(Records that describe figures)
↓
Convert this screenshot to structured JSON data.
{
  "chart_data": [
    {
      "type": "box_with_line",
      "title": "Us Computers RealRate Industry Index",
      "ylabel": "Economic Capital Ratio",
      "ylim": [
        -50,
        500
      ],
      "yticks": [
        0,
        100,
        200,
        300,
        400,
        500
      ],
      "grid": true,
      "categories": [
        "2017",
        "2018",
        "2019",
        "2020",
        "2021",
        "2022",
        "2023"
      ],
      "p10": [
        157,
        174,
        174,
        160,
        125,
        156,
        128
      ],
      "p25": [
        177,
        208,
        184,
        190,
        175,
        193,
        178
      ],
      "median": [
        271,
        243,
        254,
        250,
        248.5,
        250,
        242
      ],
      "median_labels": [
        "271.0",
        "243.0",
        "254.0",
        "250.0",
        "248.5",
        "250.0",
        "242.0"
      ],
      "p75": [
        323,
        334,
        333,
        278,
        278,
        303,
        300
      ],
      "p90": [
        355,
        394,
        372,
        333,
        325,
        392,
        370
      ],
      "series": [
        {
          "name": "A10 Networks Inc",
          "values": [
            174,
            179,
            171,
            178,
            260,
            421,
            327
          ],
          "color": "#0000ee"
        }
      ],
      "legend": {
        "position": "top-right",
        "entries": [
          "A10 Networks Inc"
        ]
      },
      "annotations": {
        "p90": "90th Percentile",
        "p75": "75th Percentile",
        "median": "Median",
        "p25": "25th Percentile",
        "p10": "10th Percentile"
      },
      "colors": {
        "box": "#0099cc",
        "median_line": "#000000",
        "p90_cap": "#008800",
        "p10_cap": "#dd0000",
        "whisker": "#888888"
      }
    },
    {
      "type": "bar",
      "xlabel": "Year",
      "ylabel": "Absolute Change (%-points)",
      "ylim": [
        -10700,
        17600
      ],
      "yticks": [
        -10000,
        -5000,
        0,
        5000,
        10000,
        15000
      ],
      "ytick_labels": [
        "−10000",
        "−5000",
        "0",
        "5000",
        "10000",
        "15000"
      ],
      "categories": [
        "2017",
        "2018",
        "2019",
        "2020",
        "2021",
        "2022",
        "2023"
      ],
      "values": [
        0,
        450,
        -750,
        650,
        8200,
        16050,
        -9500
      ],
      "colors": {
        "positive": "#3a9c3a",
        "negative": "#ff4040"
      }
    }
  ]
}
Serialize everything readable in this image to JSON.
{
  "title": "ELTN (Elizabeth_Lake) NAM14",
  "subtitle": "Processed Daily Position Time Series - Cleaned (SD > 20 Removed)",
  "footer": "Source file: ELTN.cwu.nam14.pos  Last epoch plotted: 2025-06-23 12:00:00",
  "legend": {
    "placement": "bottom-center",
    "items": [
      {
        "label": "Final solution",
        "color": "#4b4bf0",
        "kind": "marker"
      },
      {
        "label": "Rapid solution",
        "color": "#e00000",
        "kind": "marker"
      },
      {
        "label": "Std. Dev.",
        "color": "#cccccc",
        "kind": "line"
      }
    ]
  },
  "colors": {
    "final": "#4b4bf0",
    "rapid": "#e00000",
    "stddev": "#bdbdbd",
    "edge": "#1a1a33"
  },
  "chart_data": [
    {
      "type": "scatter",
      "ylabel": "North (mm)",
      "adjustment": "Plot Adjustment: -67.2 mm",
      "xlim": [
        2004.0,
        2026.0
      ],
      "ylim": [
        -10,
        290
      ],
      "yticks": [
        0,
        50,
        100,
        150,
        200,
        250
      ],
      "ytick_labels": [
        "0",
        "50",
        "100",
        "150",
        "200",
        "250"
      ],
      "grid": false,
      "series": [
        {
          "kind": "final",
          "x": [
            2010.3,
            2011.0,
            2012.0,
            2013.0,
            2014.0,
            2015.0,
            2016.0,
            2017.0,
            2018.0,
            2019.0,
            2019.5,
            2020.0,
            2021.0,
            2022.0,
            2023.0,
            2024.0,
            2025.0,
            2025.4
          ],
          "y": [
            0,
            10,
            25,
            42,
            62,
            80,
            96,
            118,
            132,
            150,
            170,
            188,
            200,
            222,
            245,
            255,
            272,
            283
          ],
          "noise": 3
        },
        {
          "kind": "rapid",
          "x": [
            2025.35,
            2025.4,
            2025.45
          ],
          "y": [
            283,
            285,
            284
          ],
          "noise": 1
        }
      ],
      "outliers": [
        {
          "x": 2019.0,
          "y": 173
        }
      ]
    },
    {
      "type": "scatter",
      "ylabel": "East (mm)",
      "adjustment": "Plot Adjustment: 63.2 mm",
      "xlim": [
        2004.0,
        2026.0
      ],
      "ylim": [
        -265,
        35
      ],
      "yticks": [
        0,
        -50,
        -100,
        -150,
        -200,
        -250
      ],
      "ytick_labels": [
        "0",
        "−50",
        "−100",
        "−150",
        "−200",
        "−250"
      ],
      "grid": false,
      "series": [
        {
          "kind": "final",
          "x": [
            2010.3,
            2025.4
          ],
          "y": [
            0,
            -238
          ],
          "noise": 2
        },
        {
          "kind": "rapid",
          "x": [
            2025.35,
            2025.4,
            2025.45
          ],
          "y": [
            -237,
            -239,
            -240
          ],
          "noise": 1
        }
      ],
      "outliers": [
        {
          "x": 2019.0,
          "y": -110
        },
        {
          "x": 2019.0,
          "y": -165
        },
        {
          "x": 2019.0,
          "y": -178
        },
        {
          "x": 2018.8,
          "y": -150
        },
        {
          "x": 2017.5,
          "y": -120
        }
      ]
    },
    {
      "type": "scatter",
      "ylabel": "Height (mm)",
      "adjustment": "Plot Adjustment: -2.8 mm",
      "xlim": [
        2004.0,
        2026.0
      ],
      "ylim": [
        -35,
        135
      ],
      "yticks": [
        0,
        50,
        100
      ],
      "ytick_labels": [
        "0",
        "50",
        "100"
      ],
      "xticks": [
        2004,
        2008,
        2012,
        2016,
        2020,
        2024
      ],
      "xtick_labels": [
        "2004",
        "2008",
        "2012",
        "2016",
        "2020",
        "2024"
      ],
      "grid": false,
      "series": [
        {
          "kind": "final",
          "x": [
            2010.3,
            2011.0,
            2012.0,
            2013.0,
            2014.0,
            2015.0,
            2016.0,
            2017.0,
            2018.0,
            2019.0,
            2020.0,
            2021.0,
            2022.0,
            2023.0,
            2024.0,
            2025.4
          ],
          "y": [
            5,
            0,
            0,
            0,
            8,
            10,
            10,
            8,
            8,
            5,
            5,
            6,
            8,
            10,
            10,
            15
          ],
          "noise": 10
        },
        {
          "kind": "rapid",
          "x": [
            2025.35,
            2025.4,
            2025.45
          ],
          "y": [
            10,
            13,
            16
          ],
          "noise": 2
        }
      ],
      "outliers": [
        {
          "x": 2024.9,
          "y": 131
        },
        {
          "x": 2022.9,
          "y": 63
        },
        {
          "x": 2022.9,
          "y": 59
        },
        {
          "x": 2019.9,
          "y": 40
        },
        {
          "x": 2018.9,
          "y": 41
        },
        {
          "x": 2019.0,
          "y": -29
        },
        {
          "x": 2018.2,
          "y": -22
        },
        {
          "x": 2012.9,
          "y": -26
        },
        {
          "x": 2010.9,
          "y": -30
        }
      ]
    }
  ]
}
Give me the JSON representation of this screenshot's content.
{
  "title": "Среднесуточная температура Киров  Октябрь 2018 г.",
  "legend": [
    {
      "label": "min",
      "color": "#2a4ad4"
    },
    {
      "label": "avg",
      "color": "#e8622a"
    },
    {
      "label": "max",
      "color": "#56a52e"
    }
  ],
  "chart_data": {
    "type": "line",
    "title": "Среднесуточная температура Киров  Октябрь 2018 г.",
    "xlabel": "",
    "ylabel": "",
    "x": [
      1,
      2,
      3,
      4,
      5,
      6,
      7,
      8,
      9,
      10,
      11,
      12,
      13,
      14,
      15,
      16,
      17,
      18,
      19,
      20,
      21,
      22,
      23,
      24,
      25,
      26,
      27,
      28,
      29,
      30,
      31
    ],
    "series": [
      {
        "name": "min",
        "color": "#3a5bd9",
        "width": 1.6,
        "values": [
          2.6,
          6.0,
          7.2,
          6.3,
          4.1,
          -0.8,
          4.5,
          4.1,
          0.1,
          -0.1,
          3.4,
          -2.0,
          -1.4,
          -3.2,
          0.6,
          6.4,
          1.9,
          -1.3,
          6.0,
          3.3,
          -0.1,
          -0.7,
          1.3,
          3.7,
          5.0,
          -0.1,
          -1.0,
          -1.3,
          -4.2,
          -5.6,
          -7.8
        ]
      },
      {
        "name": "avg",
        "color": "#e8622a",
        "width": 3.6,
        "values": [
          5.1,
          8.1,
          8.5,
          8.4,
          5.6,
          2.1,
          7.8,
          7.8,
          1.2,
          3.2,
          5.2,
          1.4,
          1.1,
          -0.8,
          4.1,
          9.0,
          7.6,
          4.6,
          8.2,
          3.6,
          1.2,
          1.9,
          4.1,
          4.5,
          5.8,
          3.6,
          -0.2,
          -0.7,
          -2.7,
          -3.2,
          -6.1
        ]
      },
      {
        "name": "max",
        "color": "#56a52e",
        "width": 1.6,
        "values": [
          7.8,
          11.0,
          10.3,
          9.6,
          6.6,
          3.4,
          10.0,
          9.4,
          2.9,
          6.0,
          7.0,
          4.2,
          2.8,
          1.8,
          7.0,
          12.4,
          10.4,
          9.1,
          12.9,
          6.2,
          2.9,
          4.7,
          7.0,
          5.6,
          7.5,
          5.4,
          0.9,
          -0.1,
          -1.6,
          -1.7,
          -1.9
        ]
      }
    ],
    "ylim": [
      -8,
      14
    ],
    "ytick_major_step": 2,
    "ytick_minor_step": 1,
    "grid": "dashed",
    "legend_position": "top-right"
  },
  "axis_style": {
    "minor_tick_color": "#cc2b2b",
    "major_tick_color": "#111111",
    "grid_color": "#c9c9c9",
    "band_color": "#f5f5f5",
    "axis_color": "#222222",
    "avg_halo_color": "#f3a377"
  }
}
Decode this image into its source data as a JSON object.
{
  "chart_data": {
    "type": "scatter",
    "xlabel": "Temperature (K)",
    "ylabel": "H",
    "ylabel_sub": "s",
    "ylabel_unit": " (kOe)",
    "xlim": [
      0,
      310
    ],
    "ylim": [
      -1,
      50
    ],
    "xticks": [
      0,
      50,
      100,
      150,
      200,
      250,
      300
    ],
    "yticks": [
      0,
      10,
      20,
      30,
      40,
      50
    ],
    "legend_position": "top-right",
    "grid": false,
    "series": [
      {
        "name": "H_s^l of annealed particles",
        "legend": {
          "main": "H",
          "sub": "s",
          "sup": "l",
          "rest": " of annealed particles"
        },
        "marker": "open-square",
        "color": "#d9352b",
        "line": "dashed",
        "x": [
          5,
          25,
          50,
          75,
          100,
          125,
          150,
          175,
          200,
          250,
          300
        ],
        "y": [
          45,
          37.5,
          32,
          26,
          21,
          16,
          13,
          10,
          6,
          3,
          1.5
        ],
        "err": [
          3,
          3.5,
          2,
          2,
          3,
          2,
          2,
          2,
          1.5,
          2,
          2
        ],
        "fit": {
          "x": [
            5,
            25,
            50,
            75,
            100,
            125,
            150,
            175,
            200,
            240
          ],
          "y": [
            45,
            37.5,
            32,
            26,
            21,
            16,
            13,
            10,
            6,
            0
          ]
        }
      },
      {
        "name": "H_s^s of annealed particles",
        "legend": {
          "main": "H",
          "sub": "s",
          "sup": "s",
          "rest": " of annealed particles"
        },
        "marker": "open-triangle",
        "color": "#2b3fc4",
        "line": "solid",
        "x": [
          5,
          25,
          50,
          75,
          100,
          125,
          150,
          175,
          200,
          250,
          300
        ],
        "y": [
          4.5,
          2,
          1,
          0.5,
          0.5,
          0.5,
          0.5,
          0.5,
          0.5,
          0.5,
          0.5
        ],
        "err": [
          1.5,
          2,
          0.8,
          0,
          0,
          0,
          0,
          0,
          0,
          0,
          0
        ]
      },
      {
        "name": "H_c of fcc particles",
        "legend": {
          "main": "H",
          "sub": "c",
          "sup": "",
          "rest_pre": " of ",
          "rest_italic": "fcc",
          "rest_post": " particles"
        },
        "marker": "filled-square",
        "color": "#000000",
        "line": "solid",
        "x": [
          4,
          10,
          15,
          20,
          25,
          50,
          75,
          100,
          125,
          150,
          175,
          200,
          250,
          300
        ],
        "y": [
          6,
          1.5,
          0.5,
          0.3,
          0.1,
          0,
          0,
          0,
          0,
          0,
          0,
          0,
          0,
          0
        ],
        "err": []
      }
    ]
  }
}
↑
Written task:
Take every line containing the word "ELTN" and copy it.

Result of the task:
  "title": "ELTN (Elizabeth_Lake) NAM14",
  "footer": "Source file: ELTN.cwu.nam14.pos  Last epoch plotted: 2025-06-23 12:00:00",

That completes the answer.